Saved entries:
....................

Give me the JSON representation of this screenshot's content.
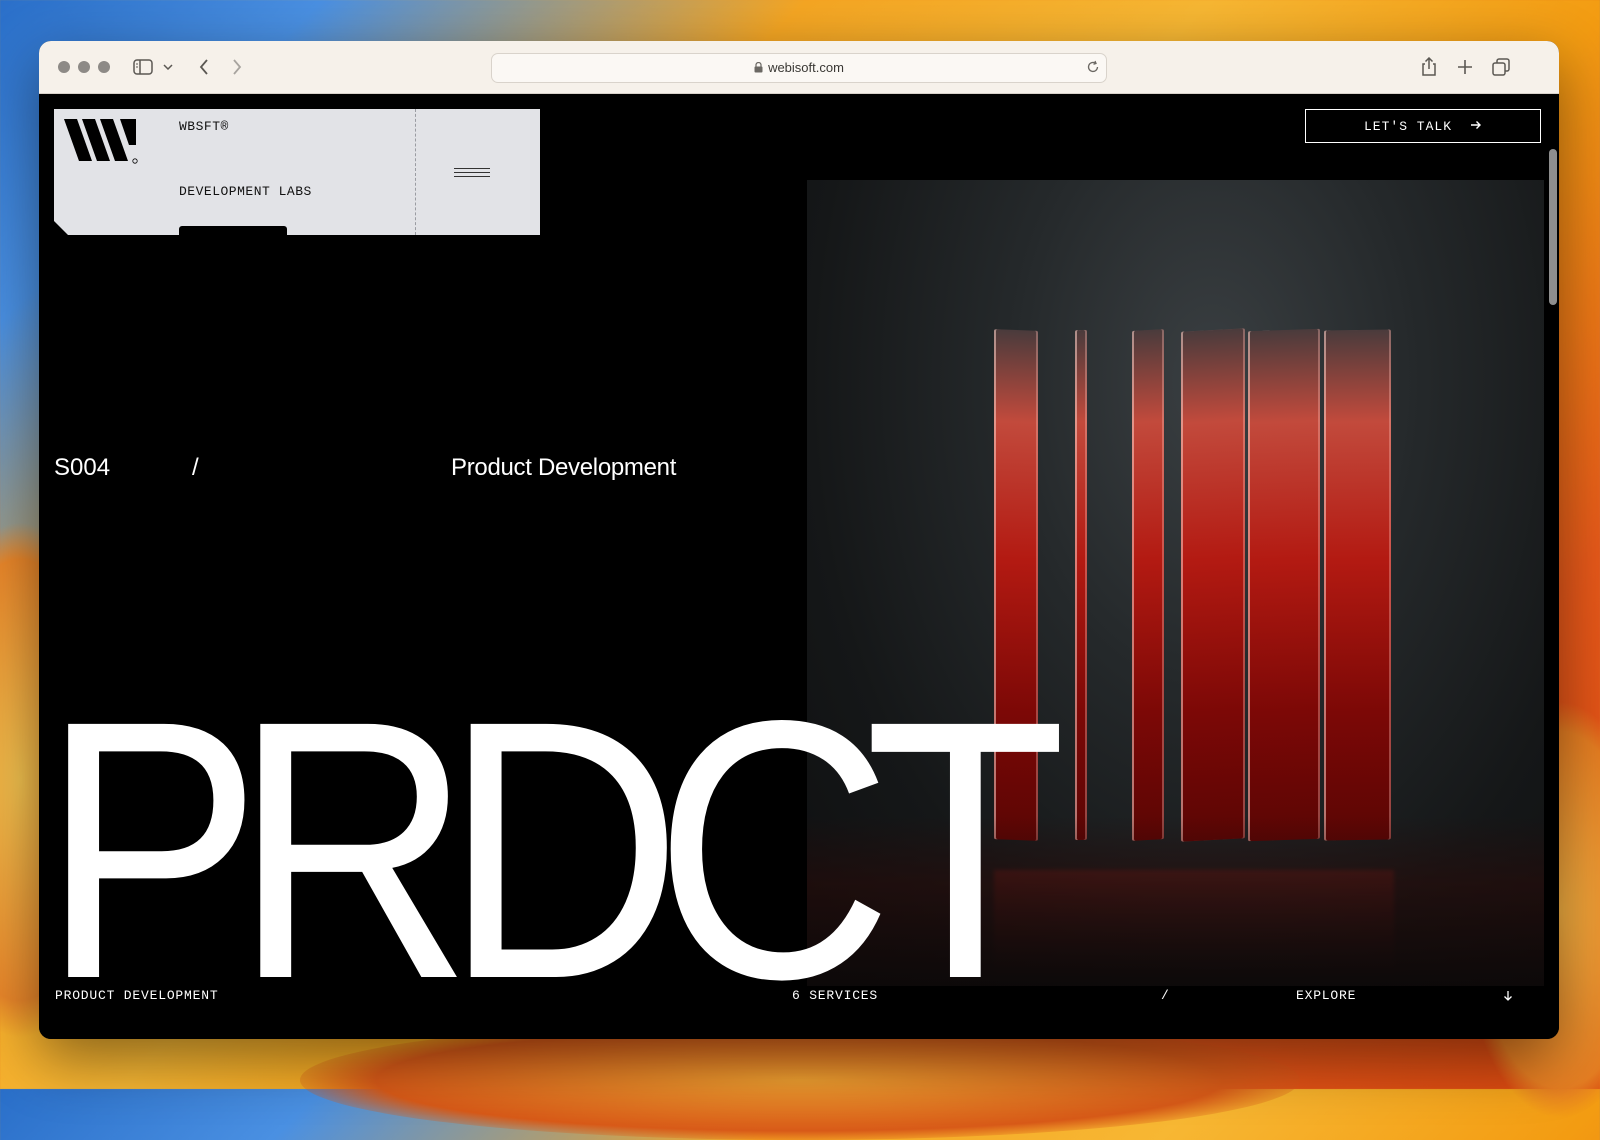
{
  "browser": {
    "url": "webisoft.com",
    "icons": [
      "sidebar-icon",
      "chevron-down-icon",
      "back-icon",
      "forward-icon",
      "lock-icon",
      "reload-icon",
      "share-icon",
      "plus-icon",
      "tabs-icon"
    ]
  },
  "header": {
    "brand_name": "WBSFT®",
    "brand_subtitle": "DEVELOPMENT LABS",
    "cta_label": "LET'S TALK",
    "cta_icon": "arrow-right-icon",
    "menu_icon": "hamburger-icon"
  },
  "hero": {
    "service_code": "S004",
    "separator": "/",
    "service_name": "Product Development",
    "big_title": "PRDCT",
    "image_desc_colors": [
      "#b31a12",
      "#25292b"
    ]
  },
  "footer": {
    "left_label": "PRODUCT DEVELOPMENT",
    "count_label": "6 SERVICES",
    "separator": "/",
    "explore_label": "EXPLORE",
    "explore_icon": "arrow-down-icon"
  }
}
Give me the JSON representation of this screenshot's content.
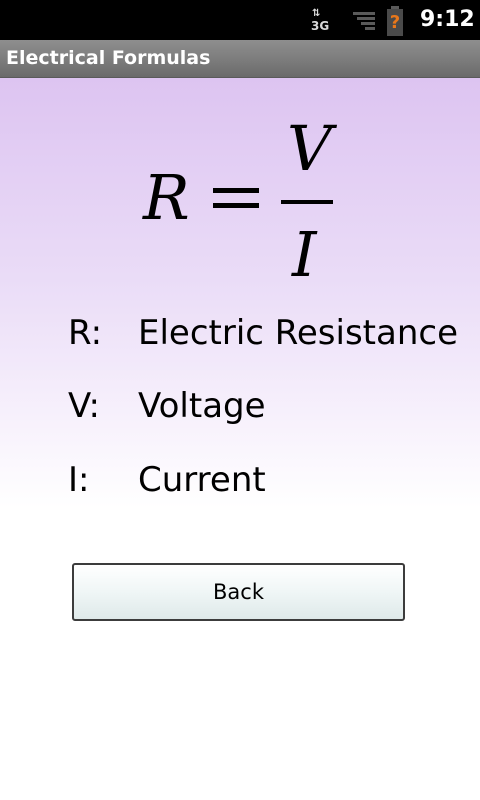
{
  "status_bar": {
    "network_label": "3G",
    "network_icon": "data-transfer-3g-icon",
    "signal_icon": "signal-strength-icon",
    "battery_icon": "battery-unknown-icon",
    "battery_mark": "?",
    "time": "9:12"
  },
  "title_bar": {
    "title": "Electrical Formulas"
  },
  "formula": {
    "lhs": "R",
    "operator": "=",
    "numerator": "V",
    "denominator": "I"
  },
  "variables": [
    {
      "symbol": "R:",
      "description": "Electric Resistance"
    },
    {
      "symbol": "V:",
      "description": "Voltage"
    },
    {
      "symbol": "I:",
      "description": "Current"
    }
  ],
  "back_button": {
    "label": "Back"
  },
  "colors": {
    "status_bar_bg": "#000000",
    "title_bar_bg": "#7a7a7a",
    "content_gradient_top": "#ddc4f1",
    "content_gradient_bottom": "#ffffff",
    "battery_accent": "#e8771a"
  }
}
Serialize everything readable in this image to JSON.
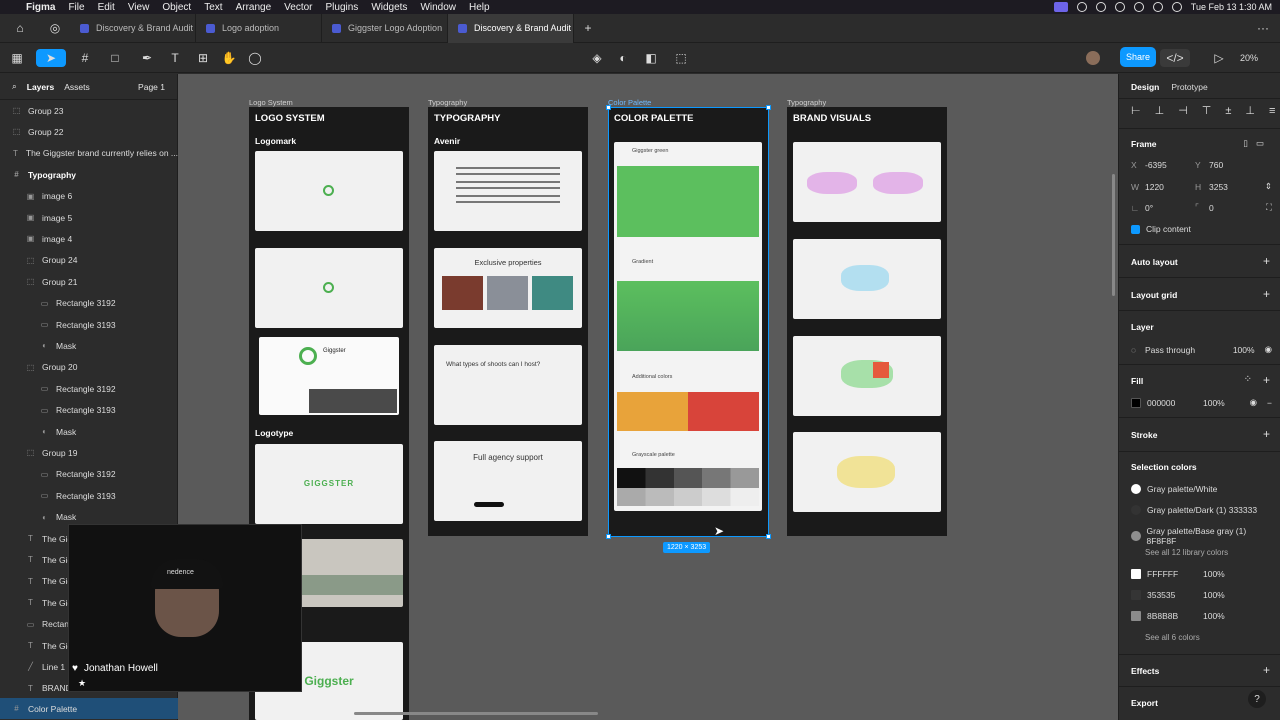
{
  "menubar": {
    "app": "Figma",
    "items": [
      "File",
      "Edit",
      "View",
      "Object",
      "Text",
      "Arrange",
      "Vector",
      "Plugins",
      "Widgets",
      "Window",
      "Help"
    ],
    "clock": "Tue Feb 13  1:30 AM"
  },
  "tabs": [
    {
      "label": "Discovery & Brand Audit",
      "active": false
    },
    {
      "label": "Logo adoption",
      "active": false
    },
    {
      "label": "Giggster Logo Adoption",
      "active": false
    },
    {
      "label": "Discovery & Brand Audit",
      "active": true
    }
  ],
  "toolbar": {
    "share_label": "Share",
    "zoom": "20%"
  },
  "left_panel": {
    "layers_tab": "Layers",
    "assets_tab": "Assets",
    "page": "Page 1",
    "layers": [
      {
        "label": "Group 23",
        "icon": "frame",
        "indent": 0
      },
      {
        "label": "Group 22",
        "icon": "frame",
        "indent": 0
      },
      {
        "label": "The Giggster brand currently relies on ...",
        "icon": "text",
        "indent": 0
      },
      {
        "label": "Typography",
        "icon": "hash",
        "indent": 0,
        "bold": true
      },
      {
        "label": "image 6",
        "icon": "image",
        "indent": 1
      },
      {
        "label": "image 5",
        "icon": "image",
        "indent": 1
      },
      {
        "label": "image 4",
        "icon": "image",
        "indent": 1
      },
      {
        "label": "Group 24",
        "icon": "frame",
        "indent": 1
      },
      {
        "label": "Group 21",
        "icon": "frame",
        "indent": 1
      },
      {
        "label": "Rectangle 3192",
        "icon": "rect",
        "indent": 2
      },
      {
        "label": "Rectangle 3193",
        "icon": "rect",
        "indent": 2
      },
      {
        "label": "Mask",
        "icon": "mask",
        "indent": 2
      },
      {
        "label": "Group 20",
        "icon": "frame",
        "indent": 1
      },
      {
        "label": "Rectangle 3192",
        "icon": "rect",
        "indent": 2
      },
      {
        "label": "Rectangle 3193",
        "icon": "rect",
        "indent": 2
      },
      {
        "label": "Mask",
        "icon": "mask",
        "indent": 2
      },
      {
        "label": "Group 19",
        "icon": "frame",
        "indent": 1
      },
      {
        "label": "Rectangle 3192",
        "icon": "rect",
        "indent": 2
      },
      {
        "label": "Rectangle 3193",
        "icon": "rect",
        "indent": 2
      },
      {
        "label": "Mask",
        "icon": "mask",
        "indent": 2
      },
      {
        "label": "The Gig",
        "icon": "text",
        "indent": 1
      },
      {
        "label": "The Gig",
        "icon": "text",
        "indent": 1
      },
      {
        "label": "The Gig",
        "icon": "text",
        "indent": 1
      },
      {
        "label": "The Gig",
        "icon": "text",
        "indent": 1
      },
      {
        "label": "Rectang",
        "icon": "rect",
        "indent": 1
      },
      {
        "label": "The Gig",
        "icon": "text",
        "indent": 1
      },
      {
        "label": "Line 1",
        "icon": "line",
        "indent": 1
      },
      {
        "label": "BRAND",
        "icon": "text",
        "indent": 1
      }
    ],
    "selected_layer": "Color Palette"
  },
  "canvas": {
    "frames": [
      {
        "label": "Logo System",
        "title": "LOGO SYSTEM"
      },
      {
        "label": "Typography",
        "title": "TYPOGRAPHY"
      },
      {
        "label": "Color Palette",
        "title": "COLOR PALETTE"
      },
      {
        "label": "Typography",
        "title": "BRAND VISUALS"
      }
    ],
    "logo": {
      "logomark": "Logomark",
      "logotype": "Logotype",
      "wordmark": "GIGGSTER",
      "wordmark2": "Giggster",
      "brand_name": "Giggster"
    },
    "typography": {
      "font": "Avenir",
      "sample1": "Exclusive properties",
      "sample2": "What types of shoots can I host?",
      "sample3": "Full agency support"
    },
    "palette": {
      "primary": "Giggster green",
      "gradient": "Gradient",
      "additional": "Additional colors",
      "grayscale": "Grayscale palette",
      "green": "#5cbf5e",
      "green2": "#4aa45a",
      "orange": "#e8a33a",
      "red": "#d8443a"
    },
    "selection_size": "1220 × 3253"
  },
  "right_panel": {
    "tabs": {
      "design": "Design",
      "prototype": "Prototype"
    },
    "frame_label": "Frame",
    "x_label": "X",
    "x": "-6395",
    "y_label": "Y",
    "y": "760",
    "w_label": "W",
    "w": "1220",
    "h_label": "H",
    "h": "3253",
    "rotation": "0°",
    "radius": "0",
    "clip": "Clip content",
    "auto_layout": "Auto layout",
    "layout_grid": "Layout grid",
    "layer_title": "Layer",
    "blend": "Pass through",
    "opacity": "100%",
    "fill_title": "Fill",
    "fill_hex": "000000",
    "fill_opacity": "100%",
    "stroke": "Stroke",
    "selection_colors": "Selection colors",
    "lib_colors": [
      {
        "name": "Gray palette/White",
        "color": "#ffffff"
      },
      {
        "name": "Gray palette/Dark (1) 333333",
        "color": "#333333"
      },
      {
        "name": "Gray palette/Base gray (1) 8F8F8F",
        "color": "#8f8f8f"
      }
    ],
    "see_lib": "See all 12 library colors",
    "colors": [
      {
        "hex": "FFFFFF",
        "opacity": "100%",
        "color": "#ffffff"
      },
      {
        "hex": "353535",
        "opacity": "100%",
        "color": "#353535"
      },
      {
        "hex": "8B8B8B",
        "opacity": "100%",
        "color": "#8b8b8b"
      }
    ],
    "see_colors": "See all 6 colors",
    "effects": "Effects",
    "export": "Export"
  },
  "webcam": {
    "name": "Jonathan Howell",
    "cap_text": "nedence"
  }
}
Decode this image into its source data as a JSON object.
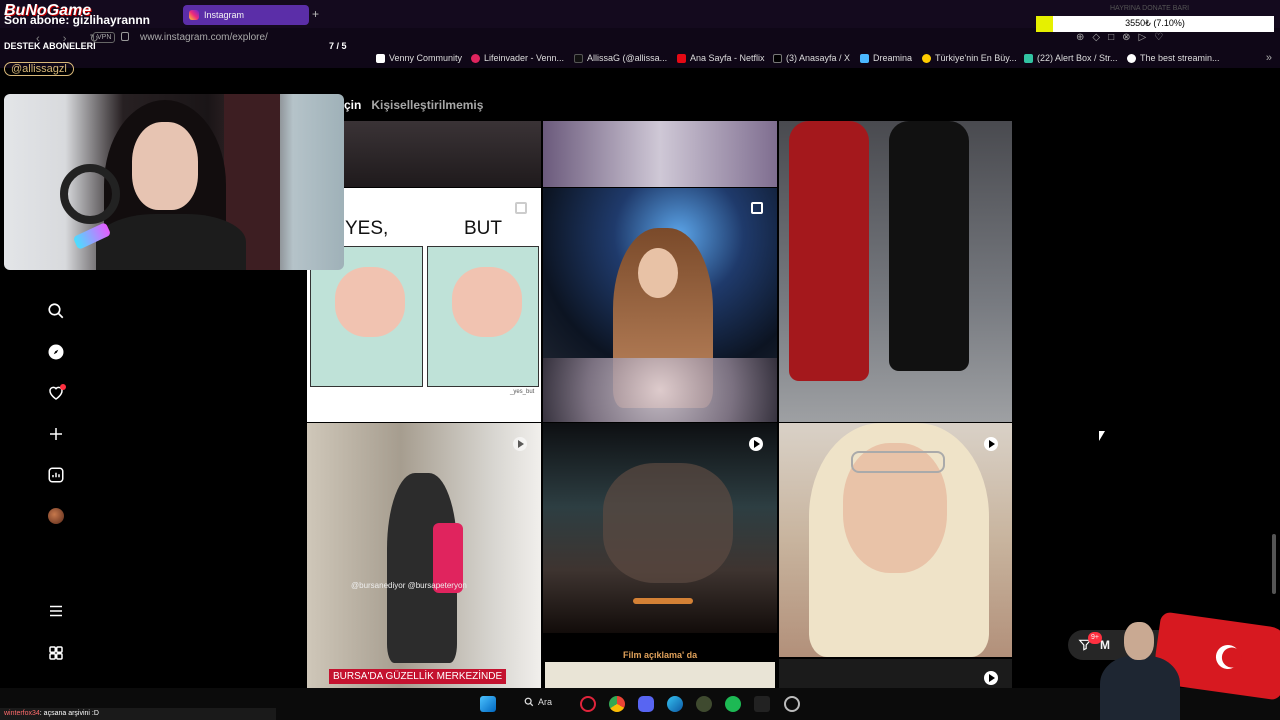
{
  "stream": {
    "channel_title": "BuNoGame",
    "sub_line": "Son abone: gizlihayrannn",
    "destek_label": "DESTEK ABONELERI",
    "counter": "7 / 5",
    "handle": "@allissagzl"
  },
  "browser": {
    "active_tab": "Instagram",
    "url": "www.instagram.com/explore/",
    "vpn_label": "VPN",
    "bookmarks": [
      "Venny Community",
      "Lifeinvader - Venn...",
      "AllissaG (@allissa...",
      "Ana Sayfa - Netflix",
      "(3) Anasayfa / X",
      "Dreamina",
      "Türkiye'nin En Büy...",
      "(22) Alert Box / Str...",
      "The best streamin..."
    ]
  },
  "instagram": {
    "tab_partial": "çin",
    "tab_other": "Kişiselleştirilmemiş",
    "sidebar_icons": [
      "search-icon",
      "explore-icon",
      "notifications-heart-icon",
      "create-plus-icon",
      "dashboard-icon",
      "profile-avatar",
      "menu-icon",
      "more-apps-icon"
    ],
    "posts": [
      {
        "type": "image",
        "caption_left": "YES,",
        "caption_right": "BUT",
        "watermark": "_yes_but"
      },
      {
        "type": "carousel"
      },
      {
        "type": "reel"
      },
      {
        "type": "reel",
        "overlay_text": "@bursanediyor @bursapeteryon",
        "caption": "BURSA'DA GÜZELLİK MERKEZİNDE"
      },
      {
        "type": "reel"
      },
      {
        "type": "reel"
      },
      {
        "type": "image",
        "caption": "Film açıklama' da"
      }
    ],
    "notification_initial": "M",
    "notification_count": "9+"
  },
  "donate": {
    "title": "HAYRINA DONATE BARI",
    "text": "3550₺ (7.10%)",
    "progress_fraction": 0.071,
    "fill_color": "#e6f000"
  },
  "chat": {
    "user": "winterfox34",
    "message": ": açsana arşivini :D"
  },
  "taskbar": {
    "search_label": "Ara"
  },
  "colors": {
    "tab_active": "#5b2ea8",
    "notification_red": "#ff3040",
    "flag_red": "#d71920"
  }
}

....................

■ Challenge
Which lines contain "arrow"? Copy each of them out.

■ Solution for this exercise
    "cta_icon": "arrow-right-icon",
    "explore_icon": "arrow-down-icon"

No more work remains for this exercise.